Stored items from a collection
(begin)
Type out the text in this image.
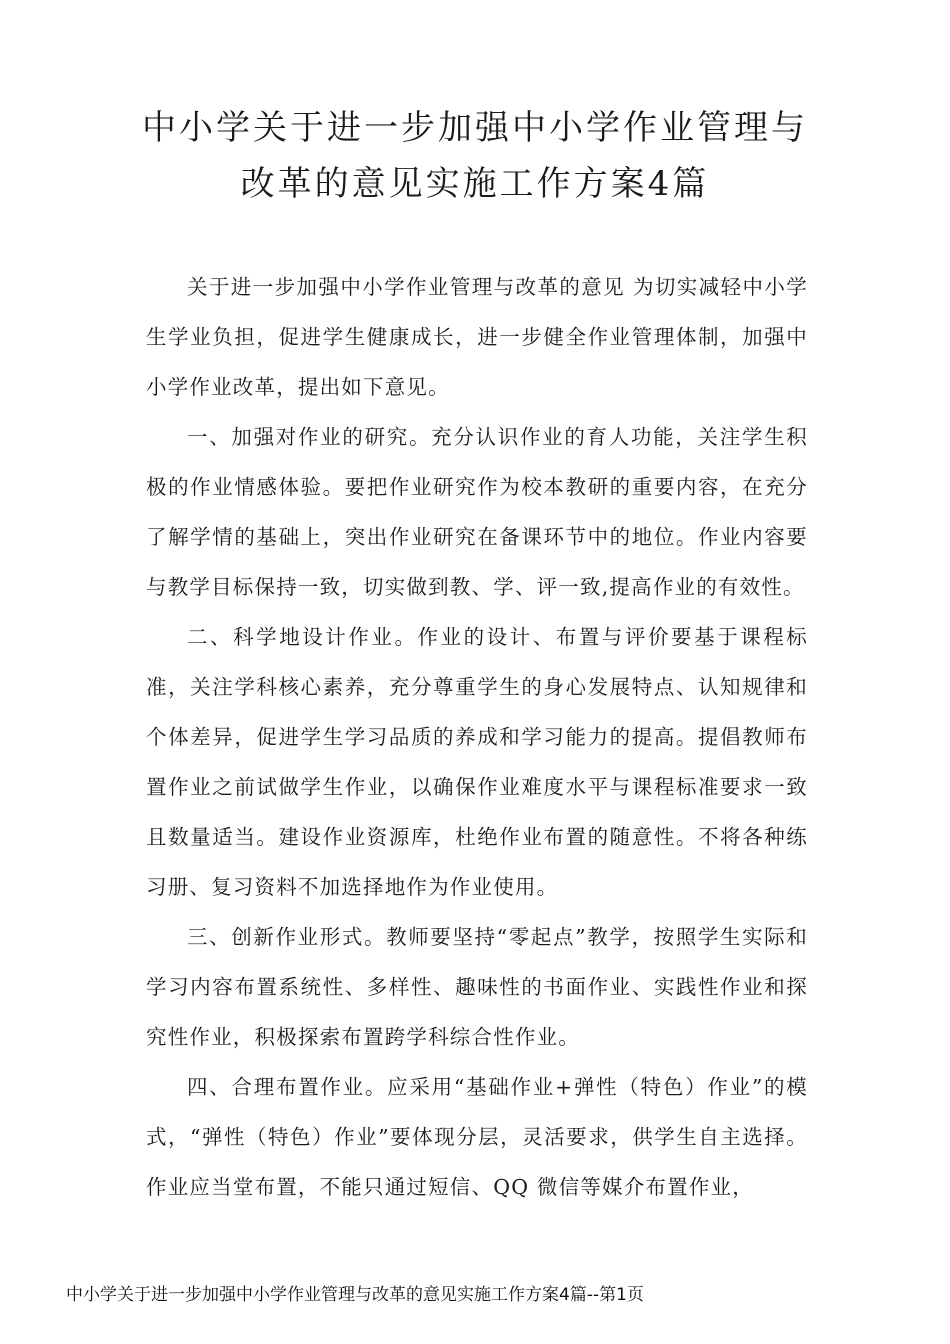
中小学关于进一步加强中小学作业管理与
改革的意见实施工作方案4篇

关于进一步加强中小学作业管理与改革的意见 为切实减轻中小学生学业负担，促进学生健康成长，进一步健全作业管理体制，加强中小学作业改革，提出如下意见。

一、加强对作业的研究。充分认识作业的育人功能，关注学生积极的作业情感体验。要把作业研究作为校本教研的重要内容，在充分了解学情的基础上，突出作业研究在备课环节中的地位。作业内容要与教学目标保持一致，切实做到教、学、评一致,提高作业的有效性。

二、科学地设计作业。作业的设计、布置与评价要基于课程标准，关注学科核心素养，充分尊重学生的身心发展特点、认知规律和个体差异，促进学生学习品质的养成和学习能力的提高。提倡教师布置作业之前试做学生作业，以确保作业难度水平与课程标准要求一致且数量适当。建设作业资源库，杜绝作业布置的随意性。不将各种练习册、复习资料不加选择地作为作业使用。

三、创新作业形式。教师要坚持“零起点”教学，按照学生实际和学习内容布置系统性、多样性、趣味性的书面作业、实践性作业和探究性作业，积极探索布置跨学科综合性作业。

四、合理布置作业。应采用“基础作业+弹性（特色）作业”的模式，“弹性（特色）作业”要体现分层，灵活要求，供学生自主选择。作业应当堂布置，不能只通过短信、QQ 微信等媒介布置作业，

中小学关于进一步加强中小学作业管理与改革的意见实施工作方案4篇--第1页
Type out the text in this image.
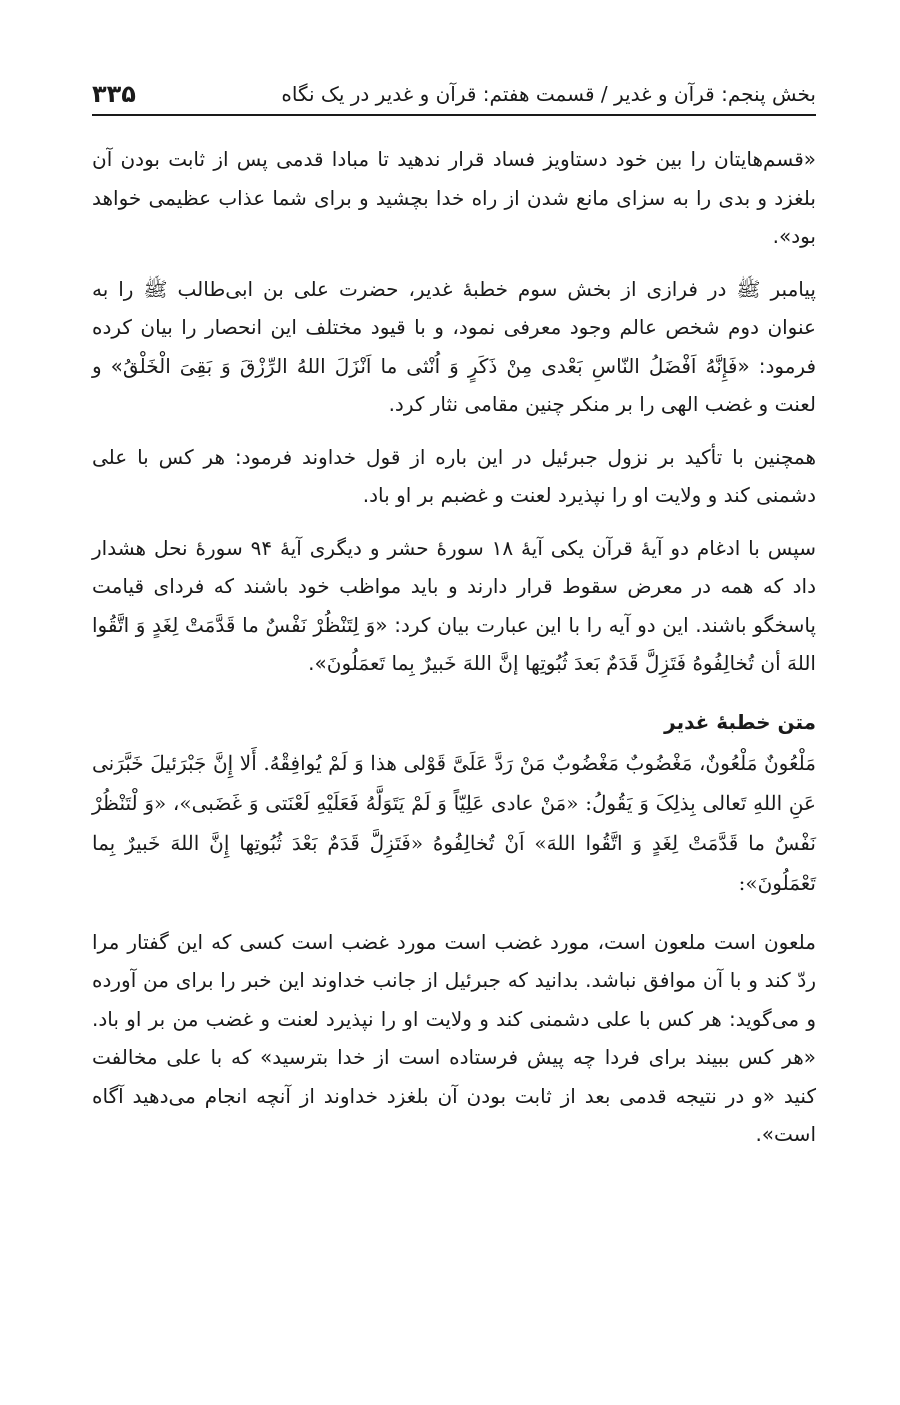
بخش پنجم: قرآن و غدیر / قسمت هفتم: قرآن و غدیر در یک نگاه
۳۳۵

«قسم‌هایتان را بین خود دستاویز فساد قرار ندهید تا مبادا قدمی پس از ثابت بودن آن بلغزد و بدی را به سزای مانع شدن از راه خدا بچشید و برای شما عذاب عظیمی خواهد بود».

پیامبر ﷺ در فرازی از بخش سوم خطبهٔ غدیر، حضرت علی بن ابی‌طالب ﷺ را به عنوان دوم شخص عالم وجود معرفی نمود، و با قیود مختلف این انحصار را بیان کرده فرمود: «فَإِنَّهُ اَفْضَلُ النّاسِ بَعْدی مِنْ ذَکَرٍ وَ اُنْثی ما اَنْزَلَ اللهُ الرِّزْقَ وَ بَقِیَ الْخَلْقُ» و لعنت و غضب الهی را بر منکر چنین مقامی نثار کرد.

همچنین با تأکید بر نزول جبرئیل در این باره از قول خداوند فرمود: هر کس با علی دشمنی کند و ولایت او را نپذیرد لعنت و غضبم بر او باد.

سپس با ادغام دو آیهٔ قرآن یکی آیهٔ ۱۸ سورهٔ حشر و دیگری آیهٔ ۹۴ سورهٔ نحل هشدار داد که همه در معرض سقوط قرار دارند و باید مواظب خود باشند که فردای قیامت پاسخگو باشند. این دو آیه را با این عبارت بیان کرد: «وَ لِتَنْظُرْ نَفْسٌ ما قَدَّمَتْ لِغَدٍ وَ اتَّقُوا اللهَ أن تُخالِفُوهُ فَتَزِلَّ قَدَمٌ بَعدَ ثُبُوتِها إنَّ اللهَ خَبیرٌ بِما تَعمَلُونَ».

متن خطبهٔ غدیر

مَلْعُونٌ مَلْعُونٌ، مَغْضُوبٌ مَغْضُوبٌ مَنْ رَدَّ عَلَیَّ قَوْلی هذا وَ لَمْ یُوافِقْهُ. أَلا إِنَّ جَبْرَئیلَ خَبَّرَنی عَنِ اللهِ تَعالی بِذلِکَ وَ یَقُولُ: «مَنْ عادی عَلِیّاً وَ لَمْ یَتَوَلَّهُ فَعَلَیْهِ لَعْنَتی وَ غَضَبی»، «وَ لْتَنْظُرْ نَفْسٌ ما قَدَّمَتْ لِغَدٍ وَ اتَّقُوا اللهَ» اَنْ تُخالِفُوهُ «فَتَزِلَّ قَدَمٌ بَعْدَ ثُبُوتِها إِنَّ اللهَ خَبیرٌ بِما تَعْمَلُونَ»:

ملعون است ملعون است، مورد غضب است مورد غضب است کسی که این گفتار مرا ردّ کند و با آن موافق نباشد. بدانید که جبرئیل از جانب خداوند این خبر را برای من آورده و می‌گوید: هر کس با علی دشمنی کند و ولایت او را نپذیرد لعنت و غضب من بر او باد. «هر کس ببیند برای فردا چه پیش فرستاده است از خدا بترسید» که با علی مخالفت کنید «و در نتیجه قدمی بعد از ثابت بودن آن بلغزد خداوند از آنچه انجام می‌دهید آگاه است».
(end)
**Set exercise:**
Find all lines with "فرمود" in them and copy each one.

**Task result:**
پیامبر ﷺ در فرازی از بخش سوم خطبهٔ غدیر، حضرت علی بن ابی‌طالب ﷺ را به عنوان دوم شخص عالم وجود معرفی نمود، و با قیود مختلف این انحصار را بیان کرده فرمود: «فَإِنَّهُ اَفْضَلُ النّاسِ بَعْدی مِنْ ذَکَرٍ وَ اُنْثی ما اَنْزَلَ اللهُ الرِّزْقَ وَ بَقِیَ الْخَلْقُ» و لعنت و غضب الهی را بر منکر چنین مقامی نثار کرد.
همچنین با تأکید بر نزول جبرئیل در این باره از قول خداوند فرمود: هر کس با علی دشمنی کند و ولایت او را نپذیرد لعنت و غضبم بر او باد.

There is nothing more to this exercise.